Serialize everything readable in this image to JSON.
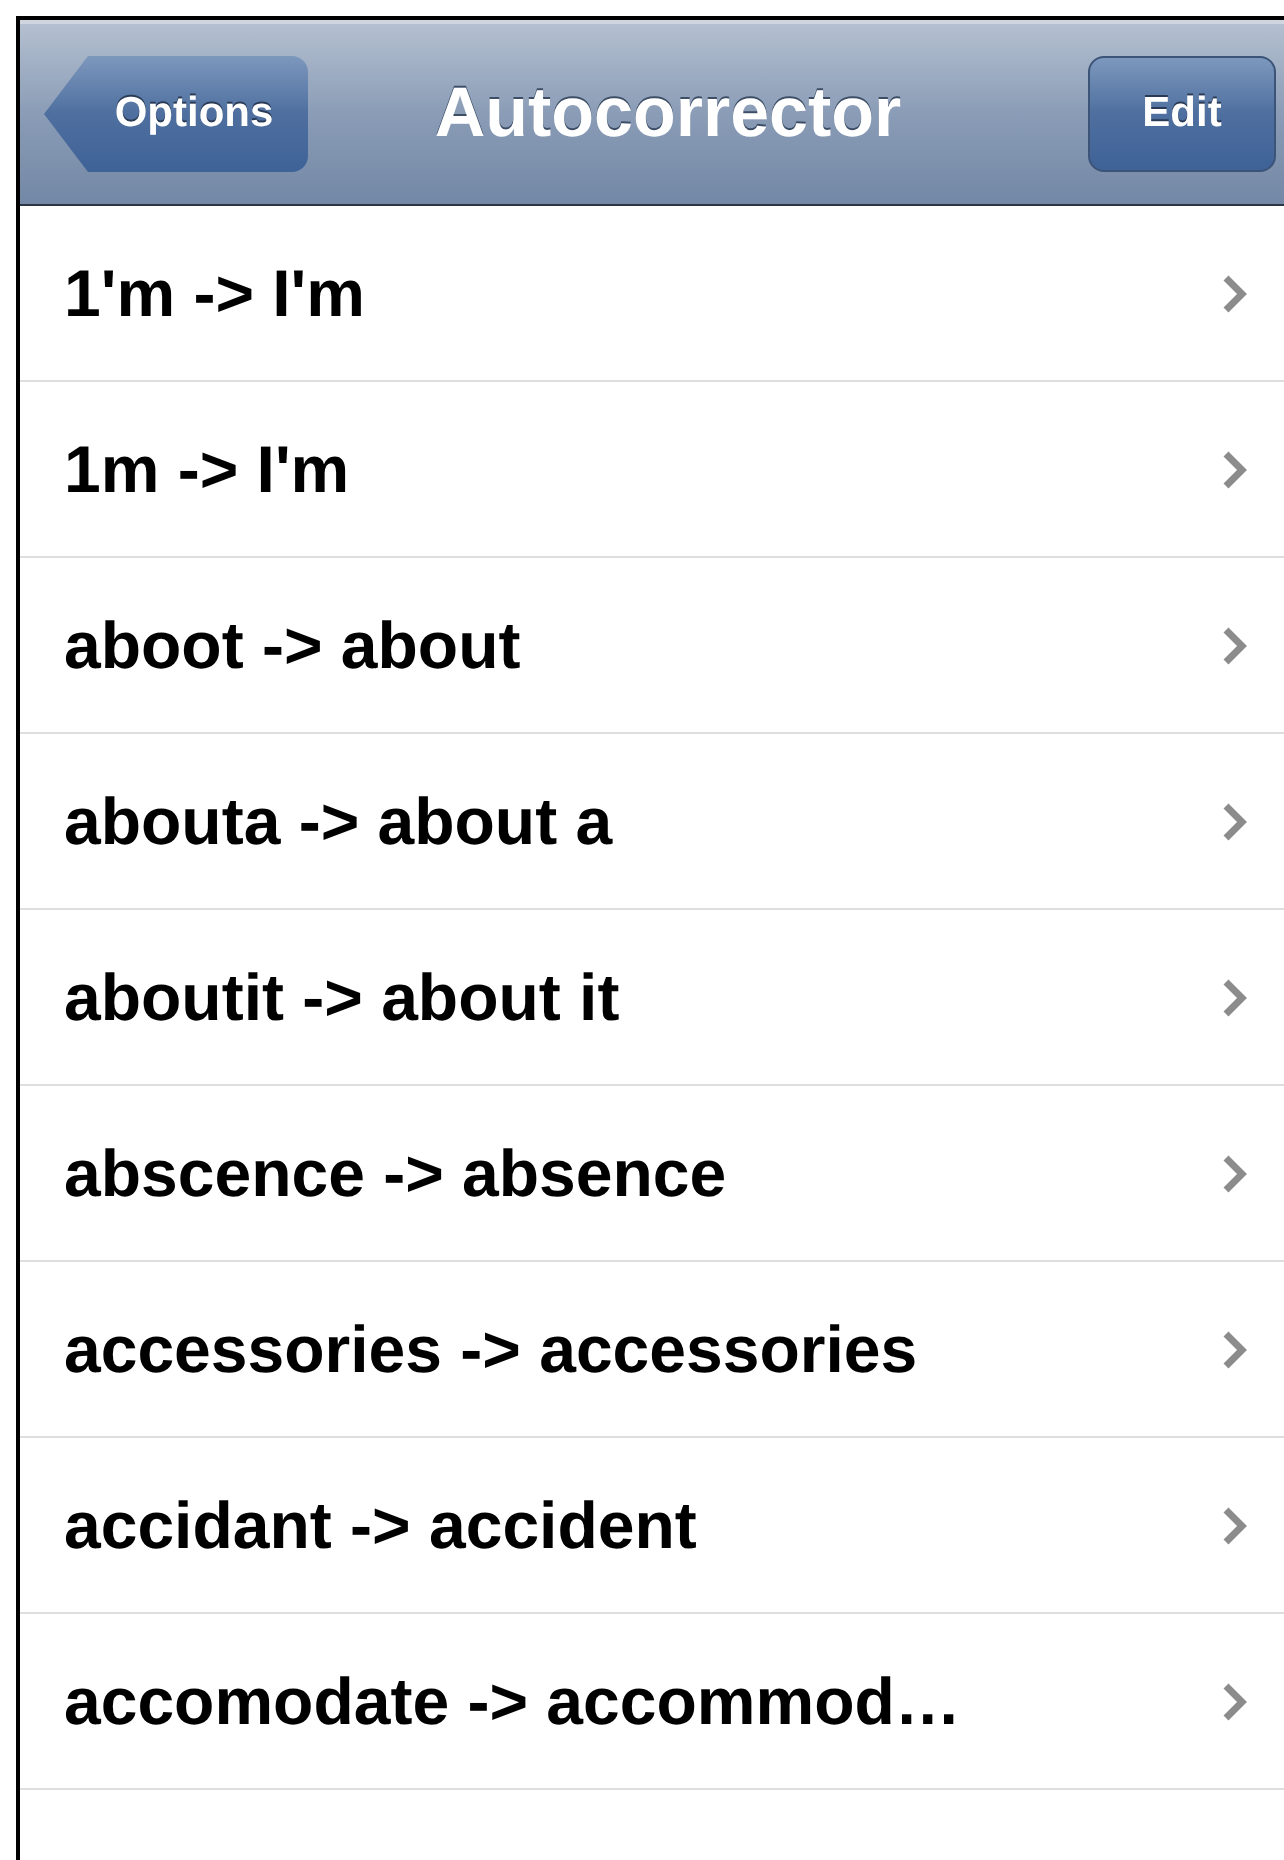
{
  "nav_bar": {
    "back_button": "Options",
    "title": "Autocorrector",
    "edit_button": "Edit"
  },
  "rows": [
    {
      "label": "1'm -> I'm"
    },
    {
      "label": "1m -> I'm"
    },
    {
      "label": "aboot -> about"
    },
    {
      "label": "abouta -> about a"
    },
    {
      "label": "aboutit -> about it"
    },
    {
      "label": "abscence -> absence"
    },
    {
      "label": "accessories -> accessories"
    },
    {
      "label": "accidant -> accident"
    },
    {
      "label": "accomodate -> accommod…"
    }
  ]
}
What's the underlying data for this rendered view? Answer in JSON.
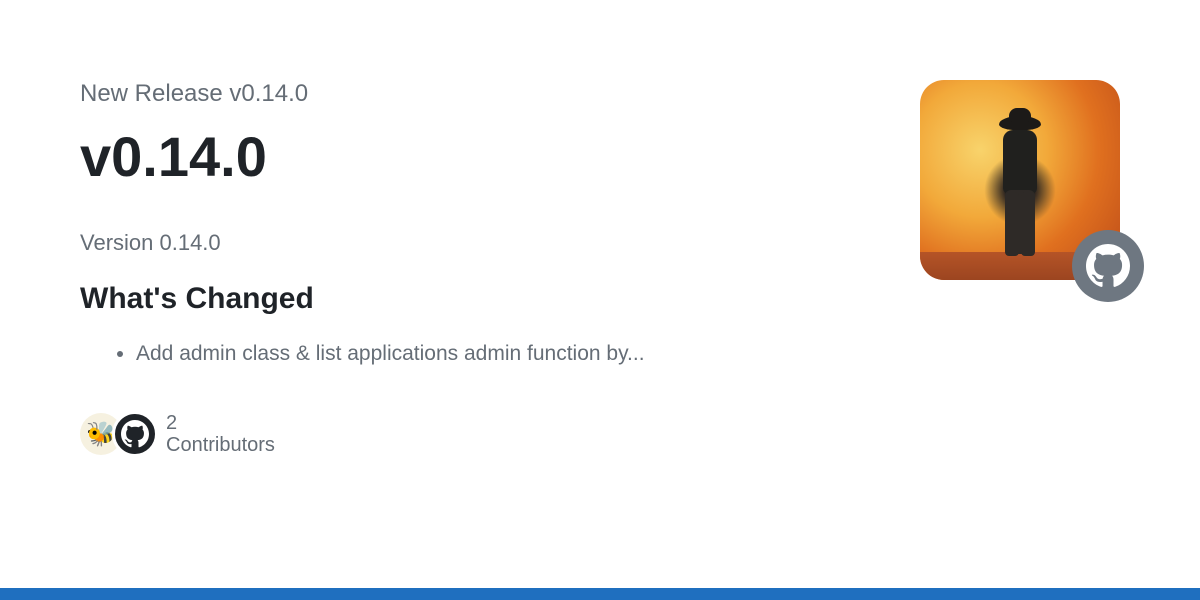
{
  "pre_title": "New Release v0.14.0",
  "title": "v0.14.0",
  "version_line": "Version 0.14.0",
  "section_heading": "What's Changed",
  "changes": [
    "Add admin class & list applications admin function by..."
  ],
  "contributors": {
    "count": "2",
    "label": "Contributors"
  },
  "colors": {
    "accent_bar": "#1f6fbf",
    "text_muted": "#656d76",
    "text": "#1f2328"
  }
}
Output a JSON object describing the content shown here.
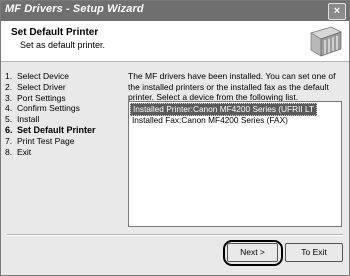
{
  "window": {
    "title": "MF Drivers - Setup Wizard",
    "close_glyph": "×"
  },
  "header": {
    "title": "Set Default Printer",
    "subtitle": "Set as default printer.",
    "icon": "printer-box-icon"
  },
  "steps": [
    {
      "num": "1.",
      "label": "Select Device",
      "active": false
    },
    {
      "num": "2.",
      "label": "Select Driver",
      "active": false
    },
    {
      "num": "3.",
      "label": "Port Settings",
      "active": false
    },
    {
      "num": "4.",
      "label": "Confirm Settings",
      "active": false
    },
    {
      "num": "5.",
      "label": "Install",
      "active": false
    },
    {
      "num": "6.",
      "label": "Set Default Printer",
      "active": true
    },
    {
      "num": "7.",
      "label": "Print Test Page",
      "active": false
    },
    {
      "num": "8.",
      "label": "Exit",
      "active": false
    }
  ],
  "main": {
    "description": "The MF drivers have been installed. You can set one of the installed printers or the installed fax as the default printer. Select a device from the following list.",
    "devices": [
      {
        "label": "Installed Printer:Canon MF4200 Series (UFRII LT",
        "selected": true
      },
      {
        "label": "Installed Fax:Canon MF4200 Series (FAX)",
        "selected": false
      }
    ]
  },
  "buttons": {
    "next": "Next >",
    "exit": "To Exit"
  },
  "colors": {
    "titlebar": "#6f6f6f",
    "selection": "#5a5a5a",
    "panel": "#e9e9e9"
  }
}
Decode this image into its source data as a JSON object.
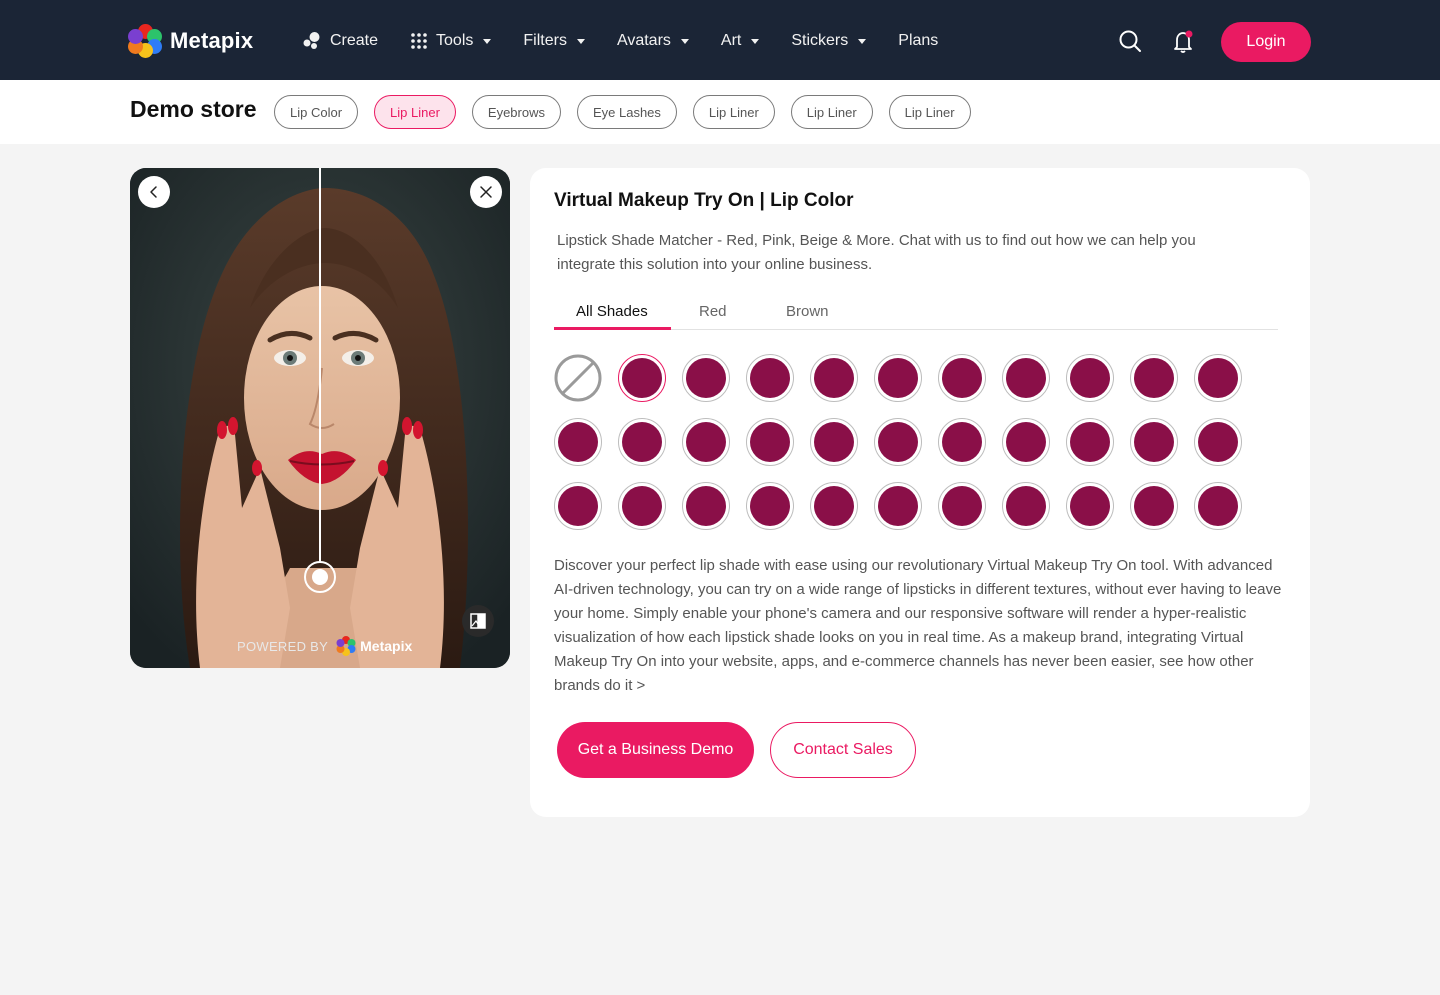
{
  "brand": {
    "name": "Metapix",
    "colors": {
      "accent": "#ea1a62",
      "navbar": "#1b2536",
      "shade": "#8a0f48"
    },
    "logo_dots": [
      "#e8261f",
      "#7a3fd0",
      "#2e7cf6",
      "#2cc36b",
      "#f6c21b",
      "#f07a1e"
    ]
  },
  "nav": {
    "items": [
      {
        "label": "Create",
        "icon": "create-icon",
        "dropdown": false
      },
      {
        "label": "Tools",
        "icon": "grid-icon",
        "dropdown": true
      },
      {
        "label": "Filters",
        "icon": "",
        "dropdown": true
      },
      {
        "label": "Avatars",
        "icon": "",
        "dropdown": true
      },
      {
        "label": "Art",
        "icon": "",
        "dropdown": true
      },
      {
        "label": "Stickers",
        "icon": "",
        "dropdown": true
      },
      {
        "label": "Plans",
        "icon": "",
        "dropdown": false
      }
    ],
    "search_icon": "search-icon",
    "notification_icon": "bell-icon",
    "login_label": "Login"
  },
  "store": {
    "title": "Demo store",
    "chips": [
      {
        "label": "Lip Color",
        "active": false
      },
      {
        "label": "Lip Liner",
        "active": true
      },
      {
        "label": "Eyebrows",
        "active": false
      },
      {
        "label": "Eye Lashes",
        "active": false
      },
      {
        "label": "Lip Liner",
        "active": false
      },
      {
        "label": "Lip Liner",
        "active": false
      },
      {
        "label": "Lip Liner",
        "active": false
      }
    ]
  },
  "viewer": {
    "back_icon": "chevron-left-icon",
    "close_icon": "close-icon",
    "compare_icon": "compare-icon",
    "powered_by": "POWERED BY",
    "powered_name": "Metapix"
  },
  "product": {
    "title": "Virtual Makeup Try On | Lip Color",
    "subtitle": "Lipstick Shade Matcher - Red, Pink, Beige & More. Chat with us to find out how we can help you integrate this solution into your online business.",
    "tabs": [
      {
        "label": "All Shades",
        "active": true
      },
      {
        "label": "Red",
        "active": false
      },
      {
        "label": "Brown",
        "active": false
      }
    ],
    "shades": {
      "none_icon": "no-shade-icon",
      "rows": 3,
      "columns": 11,
      "selected_index": 1,
      "color": "#8a0f48"
    },
    "description": "Discover your perfect lip shade with ease using our revolutionary Virtual Makeup Try On tool. With advanced AI-driven technology, you can try on a wide range of lipsticks in different textures, without ever having to leave your home. Simply enable your phone's camera and our responsive software will render a hyper-realistic visualization of how each lipstick shade looks on you in real time. As a makeup brand, integrating Virtual Makeup Try On into your website, apps, and e-commerce channels has never been easier, see how other brands do it >",
    "primary_button": "Get a Business Demo",
    "secondary_button": "Contact Sales"
  }
}
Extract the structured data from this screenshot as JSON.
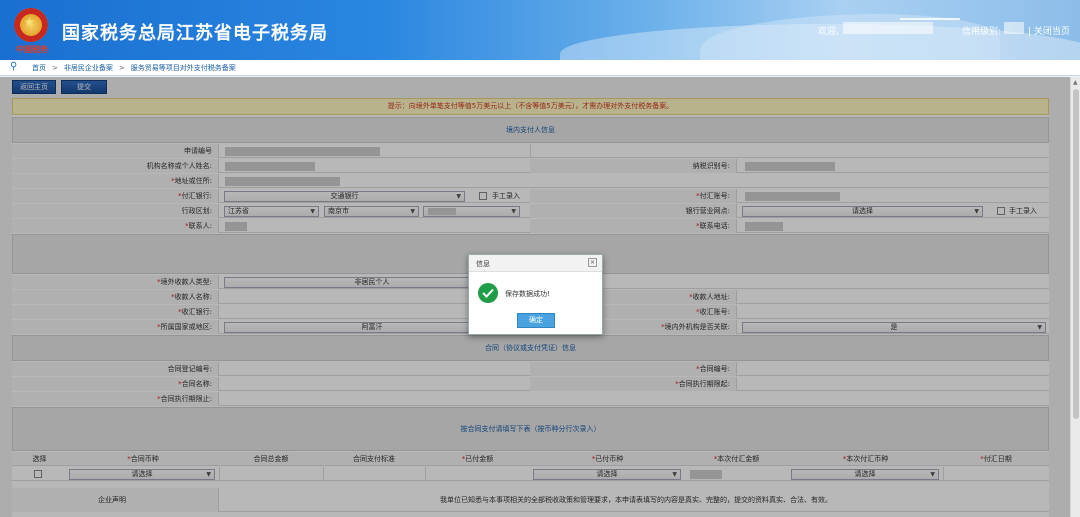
{
  "header": {
    "title": "国家税务总局江苏省电子税务局",
    "slogan": "中国税务",
    "welcome": "欢迎,",
    "level_label": "信用级别:",
    "close_link": "| 关闭当页"
  },
  "breadcrumb": {
    "items": [
      "首页",
      "非居民企业备案",
      "服务贸易等项目对外支付税务备案"
    ],
    "sep": ">"
  },
  "toolbar": {
    "back_label": "返回主页",
    "submit_label": "提交"
  },
  "form": {
    "hint": "提示：向境外单笔支付等值5万美元以上（不含等值5万美元），才需办理对外支付税务备案。",
    "sections": {
      "domestic": "境内支付人信息",
      "contract": "合同（协议或支付凭证）信息",
      "payment": "按合同支付请填写下表（按币种分行次录入）"
    },
    "domestic": {
      "apply_no_label": "申请编号",
      "org_name_label": "机构名称或个人姓名:",
      "taxpayer_id_label": "纳税识别号:",
      "address_label": "*地址或住所:",
      "bank_label": "*付汇银行:",
      "bank_value": "交通银行",
      "manual_label": "手工录入",
      "account_label": "*付汇账号:",
      "region_label": "行政区划:",
      "province": "江苏省",
      "city": "南京市",
      "branch_label": "银行营业网点:",
      "branch_value": "请选择",
      "contact_label": "*联系人:",
      "phone_label": "*联系电话:"
    },
    "overseas": {
      "type_label": "*境外收款人类型:",
      "type_value": "非居民个人",
      "payee_name_label": "*收款人名称:",
      "payee_addr_label": "*收款人地址:",
      "bank_label": "*收汇银行:",
      "account_label": "*收汇账号:",
      "country_label": "*所属国家或地区:",
      "country_value": "阿富汗",
      "related_label": "*境内外机构是否关联:",
      "related_value": "是"
    },
    "contract": {
      "reg_no_label": "合同登记编号:",
      "contract_no_label": "*合同编号:",
      "name_label": "*合同名称:",
      "exec_start_label": "*合同执行期限起:",
      "exec_end_label": "*合同执行期限止:"
    },
    "payment_table": {
      "columns": [
        "选择",
        "*合同币种",
        "合同总金额",
        "合同支付标准",
        "*已付金额",
        "*已付币种",
        "*本次付汇金额",
        "*本次付汇币种",
        "*付汇日期"
      ],
      "select_placeholder": "请选择"
    },
    "declaration": {
      "label": "企业声明",
      "text": "我单位已知悉与本事项相关的全部税收政策和管理要求，本申请表填写的内容是真实、完整的，提交的资料真实、合法、有效。"
    }
  },
  "dialog": {
    "title": "信息",
    "close": "×",
    "message": "保存数据成功!",
    "ok_label": "确定"
  },
  "colors": {
    "header_blue": "#1a6fd0",
    "hint_red": "#d2331e",
    "success_green": "#1f9d47",
    "ok_button": "#4aa3df"
  }
}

--*--

Task brief => Copy out all lines that carry the word "Series".

Task solution =>
        "label": "Installed Printer:Canon MF4200 Series (UFRII LT",
        "label": "Installed Fax:Canon MF4200 Series (FAX)",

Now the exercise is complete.